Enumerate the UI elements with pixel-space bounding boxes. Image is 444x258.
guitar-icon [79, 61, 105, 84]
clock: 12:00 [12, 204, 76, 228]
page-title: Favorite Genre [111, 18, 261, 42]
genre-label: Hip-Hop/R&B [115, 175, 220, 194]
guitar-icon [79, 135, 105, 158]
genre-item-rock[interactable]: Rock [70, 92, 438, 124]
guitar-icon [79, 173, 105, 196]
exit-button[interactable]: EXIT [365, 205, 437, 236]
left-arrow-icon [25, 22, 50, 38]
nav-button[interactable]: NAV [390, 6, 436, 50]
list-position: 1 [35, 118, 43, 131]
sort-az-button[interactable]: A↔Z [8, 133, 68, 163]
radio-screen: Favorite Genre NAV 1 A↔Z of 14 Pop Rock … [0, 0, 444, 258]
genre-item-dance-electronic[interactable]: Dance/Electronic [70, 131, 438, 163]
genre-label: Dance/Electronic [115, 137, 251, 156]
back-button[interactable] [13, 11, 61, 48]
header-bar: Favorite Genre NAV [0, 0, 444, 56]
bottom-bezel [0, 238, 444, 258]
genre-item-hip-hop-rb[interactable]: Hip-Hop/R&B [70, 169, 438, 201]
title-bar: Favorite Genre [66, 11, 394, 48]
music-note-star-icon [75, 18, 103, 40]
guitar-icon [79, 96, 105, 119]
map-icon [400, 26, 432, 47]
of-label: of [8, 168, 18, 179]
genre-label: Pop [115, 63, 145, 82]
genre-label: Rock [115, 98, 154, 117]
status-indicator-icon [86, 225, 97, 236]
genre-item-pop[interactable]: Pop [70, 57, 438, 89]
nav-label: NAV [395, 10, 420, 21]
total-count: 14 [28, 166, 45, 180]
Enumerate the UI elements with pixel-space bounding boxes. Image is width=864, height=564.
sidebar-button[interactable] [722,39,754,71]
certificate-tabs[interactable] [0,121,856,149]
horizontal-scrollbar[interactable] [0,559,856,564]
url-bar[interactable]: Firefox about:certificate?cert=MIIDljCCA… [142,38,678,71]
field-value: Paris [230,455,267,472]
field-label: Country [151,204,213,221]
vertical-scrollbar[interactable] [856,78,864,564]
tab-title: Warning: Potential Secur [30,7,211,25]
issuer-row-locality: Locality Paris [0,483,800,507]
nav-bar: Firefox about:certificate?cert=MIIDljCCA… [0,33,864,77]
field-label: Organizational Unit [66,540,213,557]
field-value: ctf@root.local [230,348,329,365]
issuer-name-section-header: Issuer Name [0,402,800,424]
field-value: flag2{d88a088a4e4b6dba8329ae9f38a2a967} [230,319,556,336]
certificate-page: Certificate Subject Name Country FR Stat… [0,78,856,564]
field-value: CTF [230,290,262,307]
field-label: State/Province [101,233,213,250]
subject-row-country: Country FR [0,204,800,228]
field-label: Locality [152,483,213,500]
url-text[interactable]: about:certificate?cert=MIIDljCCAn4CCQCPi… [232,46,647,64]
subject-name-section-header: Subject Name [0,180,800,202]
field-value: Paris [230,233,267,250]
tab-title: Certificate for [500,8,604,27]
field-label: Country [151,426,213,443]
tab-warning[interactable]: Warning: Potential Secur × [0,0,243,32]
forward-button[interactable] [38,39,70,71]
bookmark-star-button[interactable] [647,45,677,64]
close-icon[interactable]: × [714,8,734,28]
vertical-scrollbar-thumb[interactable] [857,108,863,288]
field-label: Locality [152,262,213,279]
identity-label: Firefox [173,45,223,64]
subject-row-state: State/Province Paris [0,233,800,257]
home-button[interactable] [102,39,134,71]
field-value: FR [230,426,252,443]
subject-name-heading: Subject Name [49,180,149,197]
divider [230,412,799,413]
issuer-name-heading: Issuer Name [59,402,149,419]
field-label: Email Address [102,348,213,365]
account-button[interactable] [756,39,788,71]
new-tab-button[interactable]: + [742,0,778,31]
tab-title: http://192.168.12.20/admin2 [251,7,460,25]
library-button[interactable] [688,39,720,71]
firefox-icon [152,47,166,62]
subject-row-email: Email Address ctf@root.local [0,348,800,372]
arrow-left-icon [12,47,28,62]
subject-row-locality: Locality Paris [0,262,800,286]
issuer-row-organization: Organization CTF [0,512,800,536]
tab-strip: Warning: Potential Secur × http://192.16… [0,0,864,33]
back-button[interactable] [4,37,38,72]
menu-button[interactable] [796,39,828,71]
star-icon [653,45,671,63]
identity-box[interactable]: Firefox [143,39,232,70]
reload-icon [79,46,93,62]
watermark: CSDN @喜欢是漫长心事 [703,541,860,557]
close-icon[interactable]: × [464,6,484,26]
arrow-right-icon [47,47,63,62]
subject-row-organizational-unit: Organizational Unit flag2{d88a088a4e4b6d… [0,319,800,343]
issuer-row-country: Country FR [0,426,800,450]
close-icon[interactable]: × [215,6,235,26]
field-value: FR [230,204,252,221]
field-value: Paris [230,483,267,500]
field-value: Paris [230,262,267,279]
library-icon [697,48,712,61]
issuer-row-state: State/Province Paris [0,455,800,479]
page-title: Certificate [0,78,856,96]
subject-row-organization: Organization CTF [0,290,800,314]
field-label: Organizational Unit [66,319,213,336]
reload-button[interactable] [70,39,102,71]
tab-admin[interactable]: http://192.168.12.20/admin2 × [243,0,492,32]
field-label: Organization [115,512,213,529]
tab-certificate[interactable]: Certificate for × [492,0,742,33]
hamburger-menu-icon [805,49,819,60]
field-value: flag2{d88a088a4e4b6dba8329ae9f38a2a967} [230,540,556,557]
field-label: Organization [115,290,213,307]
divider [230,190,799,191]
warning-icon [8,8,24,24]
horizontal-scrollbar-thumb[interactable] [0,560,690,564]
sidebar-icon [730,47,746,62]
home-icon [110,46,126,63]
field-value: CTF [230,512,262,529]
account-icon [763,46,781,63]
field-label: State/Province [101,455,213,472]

• • • •

**Work to do**
Set down the data exactly as it appears, from its very first line up to and including the line with "issuer-row-locality: Locality Paris".

**Result of the task**
Enumerate the UI elements with pixel-space bounding boxes. Image is 444x258.
guitar-icon [79, 61, 105, 84]
clock: 12:00 [12, 204, 76, 228]
page-title: Favorite Genre [111, 18, 261, 42]
genre-label: Hip-Hop/R&B [115, 175, 220, 194]
guitar-icon [79, 135, 105, 158]
genre-item-rock[interactable]: Rock [70, 92, 438, 124]
guitar-icon [79, 173, 105, 196]
exit-button[interactable]: EXIT [365, 205, 437, 236]
left-arrow-icon [25, 22, 50, 38]
nav-button[interactable]: NAV [390, 6, 436, 50]
list-position: 1 [35, 118, 43, 131]
sort-az-button[interactable]: A↔Z [8, 133, 68, 163]
radio-screen: Favorite Genre NAV 1 A↔Z of 14 Pop Rock … [0, 0, 444, 258]
genre-item-dance-electronic[interactable]: Dance/Electronic [70, 131, 438, 163]
genre-label: Dance/Electronic [115, 137, 251, 156]
back-button[interactable] [13, 11, 61, 48]
header-bar: Favorite Genre NAV [0, 0, 444, 56]
bottom-bezel [0, 238, 444, 258]
genre-item-hip-hop-rb[interactable]: Hip-Hop/R&B [70, 169, 438, 201]
title-bar: Favorite Genre [66, 11, 394, 48]
music-note-star-icon [75, 18, 103, 40]
guitar-icon [79, 96, 105, 119]
map-icon [400, 26, 432, 47]
of-label: of [8, 168, 18, 179]
genre-label: Pop [115, 63, 145, 82]
genre-label: Rock [115, 98, 154, 117]
status-indicator-icon [86, 225, 97, 236]
genre-item-pop[interactable]: Pop [70, 57, 438, 89]
nav-label: NAV [395, 10, 420, 21]
total-count: 14 [28, 166, 45, 180]
Enumerate the UI elements with pixel-space bounding boxes. Image is width=864, height=564.
sidebar-button[interactable] [722,39,754,71]
certificate-tabs[interactable] [0,121,856,149]
horizontal-scrollbar[interactable] [0,559,856,564]
url-bar[interactable]: Firefox about:certificate?cert=MIIDljCCA… [142,38,678,71]
field-value: Paris [230,455,267,472]
field-label: Country [151,204,213,221]
vertical-scrollbar[interactable] [856,78,864,564]
tab-title: Warning: Potential Secur [30,7,211,25]
issuer-row-locality: Locality Paris [0,483,800,507]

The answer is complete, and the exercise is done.